INPUT DATA
━━━━━━━━
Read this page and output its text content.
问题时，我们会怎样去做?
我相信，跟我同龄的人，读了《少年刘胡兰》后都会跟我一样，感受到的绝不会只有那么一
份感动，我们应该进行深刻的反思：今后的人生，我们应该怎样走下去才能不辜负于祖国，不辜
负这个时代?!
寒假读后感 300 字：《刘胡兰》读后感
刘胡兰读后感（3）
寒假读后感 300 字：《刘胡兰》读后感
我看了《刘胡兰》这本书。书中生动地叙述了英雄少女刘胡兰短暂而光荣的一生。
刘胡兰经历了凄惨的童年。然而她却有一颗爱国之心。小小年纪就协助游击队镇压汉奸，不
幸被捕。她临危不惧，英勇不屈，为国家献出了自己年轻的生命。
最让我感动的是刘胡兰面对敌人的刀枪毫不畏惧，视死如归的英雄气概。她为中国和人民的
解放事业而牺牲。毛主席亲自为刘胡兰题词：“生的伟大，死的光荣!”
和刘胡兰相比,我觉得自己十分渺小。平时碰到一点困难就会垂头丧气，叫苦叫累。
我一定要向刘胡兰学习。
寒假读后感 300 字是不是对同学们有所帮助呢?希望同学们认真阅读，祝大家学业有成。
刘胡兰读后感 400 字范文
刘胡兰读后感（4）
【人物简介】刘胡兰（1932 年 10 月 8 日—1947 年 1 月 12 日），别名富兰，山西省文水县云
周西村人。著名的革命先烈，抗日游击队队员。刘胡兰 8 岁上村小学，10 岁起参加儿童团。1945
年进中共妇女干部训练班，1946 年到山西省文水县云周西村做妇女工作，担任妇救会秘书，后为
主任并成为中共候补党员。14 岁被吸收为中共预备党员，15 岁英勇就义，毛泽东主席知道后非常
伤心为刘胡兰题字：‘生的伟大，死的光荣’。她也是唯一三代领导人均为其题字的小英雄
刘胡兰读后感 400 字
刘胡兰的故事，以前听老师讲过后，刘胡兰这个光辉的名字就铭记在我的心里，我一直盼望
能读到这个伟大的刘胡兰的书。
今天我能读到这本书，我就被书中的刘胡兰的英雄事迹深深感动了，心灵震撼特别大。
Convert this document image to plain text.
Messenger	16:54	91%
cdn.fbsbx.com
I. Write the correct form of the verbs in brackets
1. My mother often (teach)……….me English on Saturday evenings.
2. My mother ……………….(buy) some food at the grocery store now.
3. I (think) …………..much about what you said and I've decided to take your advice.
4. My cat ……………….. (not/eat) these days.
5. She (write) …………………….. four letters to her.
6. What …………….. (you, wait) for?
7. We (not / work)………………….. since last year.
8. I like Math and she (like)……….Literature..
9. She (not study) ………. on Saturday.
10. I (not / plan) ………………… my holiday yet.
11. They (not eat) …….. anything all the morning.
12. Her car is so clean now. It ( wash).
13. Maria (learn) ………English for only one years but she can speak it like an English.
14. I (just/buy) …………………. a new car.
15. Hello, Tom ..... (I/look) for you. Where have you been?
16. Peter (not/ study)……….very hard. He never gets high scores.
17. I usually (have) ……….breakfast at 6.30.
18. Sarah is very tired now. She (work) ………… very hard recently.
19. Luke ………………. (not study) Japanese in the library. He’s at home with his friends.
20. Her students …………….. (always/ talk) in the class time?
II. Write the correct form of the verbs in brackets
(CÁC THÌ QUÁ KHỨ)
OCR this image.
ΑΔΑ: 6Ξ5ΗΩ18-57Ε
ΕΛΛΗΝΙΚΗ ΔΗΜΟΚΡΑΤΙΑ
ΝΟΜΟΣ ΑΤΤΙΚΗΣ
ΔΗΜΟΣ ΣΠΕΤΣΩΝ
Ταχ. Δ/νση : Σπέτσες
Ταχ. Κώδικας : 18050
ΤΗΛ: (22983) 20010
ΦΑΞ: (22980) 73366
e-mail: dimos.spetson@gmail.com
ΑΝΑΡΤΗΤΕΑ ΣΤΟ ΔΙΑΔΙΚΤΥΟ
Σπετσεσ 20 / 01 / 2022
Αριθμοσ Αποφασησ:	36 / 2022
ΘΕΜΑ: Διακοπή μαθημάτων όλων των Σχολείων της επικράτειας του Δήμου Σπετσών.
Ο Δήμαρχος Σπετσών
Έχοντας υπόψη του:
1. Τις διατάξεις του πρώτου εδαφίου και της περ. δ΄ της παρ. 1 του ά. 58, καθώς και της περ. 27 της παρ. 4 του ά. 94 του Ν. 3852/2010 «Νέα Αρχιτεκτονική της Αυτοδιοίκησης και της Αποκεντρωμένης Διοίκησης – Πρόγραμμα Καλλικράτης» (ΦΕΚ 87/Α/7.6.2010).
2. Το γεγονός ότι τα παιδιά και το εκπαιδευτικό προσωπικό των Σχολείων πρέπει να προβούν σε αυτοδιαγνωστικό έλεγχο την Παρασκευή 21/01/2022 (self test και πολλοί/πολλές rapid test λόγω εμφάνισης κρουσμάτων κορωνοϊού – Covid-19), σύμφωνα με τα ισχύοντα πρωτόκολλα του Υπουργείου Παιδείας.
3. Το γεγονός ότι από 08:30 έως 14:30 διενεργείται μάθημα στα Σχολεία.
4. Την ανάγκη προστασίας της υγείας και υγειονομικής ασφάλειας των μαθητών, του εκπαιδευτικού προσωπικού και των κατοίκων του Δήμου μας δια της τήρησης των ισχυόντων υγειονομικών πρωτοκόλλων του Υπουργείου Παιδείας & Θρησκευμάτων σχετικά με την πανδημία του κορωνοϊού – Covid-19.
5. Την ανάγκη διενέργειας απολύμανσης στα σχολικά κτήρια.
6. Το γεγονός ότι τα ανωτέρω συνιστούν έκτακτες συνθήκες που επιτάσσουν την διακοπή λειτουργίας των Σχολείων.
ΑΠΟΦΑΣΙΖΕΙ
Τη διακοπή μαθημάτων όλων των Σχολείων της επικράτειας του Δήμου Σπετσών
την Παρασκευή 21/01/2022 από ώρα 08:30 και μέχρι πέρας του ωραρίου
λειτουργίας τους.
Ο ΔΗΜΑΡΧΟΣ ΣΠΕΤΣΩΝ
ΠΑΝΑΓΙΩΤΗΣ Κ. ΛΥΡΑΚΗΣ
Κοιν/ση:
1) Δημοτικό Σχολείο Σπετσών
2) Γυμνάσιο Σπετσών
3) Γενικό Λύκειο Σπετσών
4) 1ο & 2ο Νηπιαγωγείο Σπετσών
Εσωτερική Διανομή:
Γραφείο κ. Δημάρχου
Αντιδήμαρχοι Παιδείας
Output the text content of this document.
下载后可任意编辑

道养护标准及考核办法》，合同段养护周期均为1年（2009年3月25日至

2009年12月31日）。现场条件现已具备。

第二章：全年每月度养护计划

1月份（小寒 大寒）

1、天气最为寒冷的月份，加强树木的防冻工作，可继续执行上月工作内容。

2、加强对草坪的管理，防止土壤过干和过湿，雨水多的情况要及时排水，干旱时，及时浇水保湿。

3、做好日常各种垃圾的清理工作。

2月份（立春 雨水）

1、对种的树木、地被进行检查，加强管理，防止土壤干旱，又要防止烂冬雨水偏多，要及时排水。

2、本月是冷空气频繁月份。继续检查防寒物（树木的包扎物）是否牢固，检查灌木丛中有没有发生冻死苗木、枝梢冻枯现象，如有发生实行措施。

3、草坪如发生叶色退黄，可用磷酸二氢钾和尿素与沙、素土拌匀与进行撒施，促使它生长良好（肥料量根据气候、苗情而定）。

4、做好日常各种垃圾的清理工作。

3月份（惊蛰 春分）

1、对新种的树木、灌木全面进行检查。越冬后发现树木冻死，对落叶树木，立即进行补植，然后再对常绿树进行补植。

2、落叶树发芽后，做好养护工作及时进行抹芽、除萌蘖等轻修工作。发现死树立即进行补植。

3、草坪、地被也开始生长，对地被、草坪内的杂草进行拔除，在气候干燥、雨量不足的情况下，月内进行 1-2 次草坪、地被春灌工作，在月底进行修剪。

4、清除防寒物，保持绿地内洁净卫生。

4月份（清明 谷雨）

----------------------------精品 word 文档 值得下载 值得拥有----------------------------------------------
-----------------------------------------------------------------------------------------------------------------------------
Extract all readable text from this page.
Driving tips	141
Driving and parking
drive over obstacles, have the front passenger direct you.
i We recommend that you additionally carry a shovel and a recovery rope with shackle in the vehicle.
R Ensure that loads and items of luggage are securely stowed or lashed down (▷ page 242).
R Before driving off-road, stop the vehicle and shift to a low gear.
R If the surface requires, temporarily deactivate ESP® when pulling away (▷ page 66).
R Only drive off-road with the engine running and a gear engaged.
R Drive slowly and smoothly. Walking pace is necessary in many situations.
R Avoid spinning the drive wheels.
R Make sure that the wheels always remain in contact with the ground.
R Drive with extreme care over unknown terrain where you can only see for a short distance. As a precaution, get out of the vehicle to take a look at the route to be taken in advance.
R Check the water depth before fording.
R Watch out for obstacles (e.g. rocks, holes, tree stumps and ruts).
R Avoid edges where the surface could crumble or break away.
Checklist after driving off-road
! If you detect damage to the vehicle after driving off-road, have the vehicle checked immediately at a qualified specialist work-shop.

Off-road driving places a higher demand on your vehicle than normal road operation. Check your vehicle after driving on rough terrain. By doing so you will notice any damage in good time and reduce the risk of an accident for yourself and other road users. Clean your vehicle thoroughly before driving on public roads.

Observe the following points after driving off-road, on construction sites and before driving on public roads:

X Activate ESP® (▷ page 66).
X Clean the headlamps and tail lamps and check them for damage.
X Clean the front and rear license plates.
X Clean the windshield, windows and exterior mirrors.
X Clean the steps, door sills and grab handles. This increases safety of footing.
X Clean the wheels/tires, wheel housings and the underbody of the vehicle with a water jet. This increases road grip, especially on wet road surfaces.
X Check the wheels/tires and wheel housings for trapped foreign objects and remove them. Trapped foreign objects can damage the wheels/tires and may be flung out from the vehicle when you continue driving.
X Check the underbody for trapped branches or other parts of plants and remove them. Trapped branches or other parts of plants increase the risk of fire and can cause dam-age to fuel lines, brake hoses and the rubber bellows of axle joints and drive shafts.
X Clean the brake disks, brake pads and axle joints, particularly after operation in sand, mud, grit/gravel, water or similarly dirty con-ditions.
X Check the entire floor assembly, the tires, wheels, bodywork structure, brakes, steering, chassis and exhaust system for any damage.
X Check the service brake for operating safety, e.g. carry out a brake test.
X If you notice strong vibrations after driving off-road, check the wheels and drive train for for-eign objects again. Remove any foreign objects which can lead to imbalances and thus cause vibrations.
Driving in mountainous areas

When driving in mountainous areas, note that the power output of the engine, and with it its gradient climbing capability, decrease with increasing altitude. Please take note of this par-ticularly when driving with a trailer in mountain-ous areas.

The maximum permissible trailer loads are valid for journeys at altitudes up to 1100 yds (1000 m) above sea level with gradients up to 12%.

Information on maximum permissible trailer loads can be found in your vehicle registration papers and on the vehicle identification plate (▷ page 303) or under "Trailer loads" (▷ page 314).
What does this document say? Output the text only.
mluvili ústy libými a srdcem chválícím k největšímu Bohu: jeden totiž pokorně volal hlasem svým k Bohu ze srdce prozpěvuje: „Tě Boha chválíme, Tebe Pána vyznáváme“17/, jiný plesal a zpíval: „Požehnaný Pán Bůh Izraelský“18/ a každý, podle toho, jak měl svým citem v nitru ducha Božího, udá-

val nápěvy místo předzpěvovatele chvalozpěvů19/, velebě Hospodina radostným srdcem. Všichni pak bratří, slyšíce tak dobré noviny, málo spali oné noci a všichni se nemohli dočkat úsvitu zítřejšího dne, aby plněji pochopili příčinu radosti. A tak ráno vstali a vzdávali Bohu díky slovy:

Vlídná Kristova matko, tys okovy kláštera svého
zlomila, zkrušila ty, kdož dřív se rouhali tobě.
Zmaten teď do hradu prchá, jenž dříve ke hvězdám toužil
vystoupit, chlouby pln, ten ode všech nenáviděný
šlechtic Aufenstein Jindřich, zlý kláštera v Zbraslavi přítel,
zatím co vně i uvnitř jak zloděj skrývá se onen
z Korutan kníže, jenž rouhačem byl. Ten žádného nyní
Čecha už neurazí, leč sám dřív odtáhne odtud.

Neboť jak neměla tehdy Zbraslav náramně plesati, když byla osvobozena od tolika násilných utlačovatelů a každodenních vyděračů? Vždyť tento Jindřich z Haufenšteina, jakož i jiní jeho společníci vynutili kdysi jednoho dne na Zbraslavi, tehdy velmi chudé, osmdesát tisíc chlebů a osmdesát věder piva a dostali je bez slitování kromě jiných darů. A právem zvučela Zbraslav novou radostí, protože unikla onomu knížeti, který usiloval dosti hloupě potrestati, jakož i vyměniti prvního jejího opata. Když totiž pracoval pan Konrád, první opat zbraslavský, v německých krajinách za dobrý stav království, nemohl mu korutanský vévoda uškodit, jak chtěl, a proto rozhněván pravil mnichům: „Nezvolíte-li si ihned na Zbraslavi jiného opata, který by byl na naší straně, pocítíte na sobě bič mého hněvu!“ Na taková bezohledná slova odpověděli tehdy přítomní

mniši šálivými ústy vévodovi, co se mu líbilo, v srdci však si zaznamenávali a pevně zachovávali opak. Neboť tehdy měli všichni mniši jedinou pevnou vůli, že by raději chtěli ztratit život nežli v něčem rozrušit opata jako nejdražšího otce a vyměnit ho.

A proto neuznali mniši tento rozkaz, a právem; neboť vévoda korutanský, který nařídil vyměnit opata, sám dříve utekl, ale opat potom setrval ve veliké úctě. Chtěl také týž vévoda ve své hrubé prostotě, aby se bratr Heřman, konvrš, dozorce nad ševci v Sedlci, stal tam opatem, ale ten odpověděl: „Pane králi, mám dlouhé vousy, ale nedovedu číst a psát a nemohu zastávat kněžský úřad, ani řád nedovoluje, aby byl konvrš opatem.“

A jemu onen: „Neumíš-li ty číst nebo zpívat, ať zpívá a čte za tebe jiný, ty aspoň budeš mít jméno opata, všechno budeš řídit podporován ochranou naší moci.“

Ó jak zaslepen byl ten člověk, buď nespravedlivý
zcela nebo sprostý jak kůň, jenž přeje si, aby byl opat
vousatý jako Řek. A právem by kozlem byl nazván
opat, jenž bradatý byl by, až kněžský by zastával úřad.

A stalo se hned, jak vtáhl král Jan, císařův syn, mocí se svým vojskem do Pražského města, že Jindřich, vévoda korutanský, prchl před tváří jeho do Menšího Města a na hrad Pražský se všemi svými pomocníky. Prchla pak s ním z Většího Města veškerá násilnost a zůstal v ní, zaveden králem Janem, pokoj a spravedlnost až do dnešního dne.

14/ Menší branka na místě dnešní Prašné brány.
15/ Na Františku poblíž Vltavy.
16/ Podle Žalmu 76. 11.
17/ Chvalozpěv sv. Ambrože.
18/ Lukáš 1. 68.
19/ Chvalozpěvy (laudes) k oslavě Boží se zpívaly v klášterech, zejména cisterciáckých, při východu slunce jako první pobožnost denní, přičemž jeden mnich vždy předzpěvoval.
━━━━━━━━
EXERCISE DESCRIPTION
Whenever "objects" turns up in a line, pick that line out.

SOLUTION TO THE EXERCISE
X Check the wheels/tires and wheel housings for trapped foreign objects and remove them. Trapped foreign objects can damage the wheels/tires and may be flung out from the vehicle when you continue driving.
X If you notice strong vibrations after driving off-road, check the wheels and drive train for for-eign objects again. Remove any foreign objects which can lead to imbalances and thus cause vibrations.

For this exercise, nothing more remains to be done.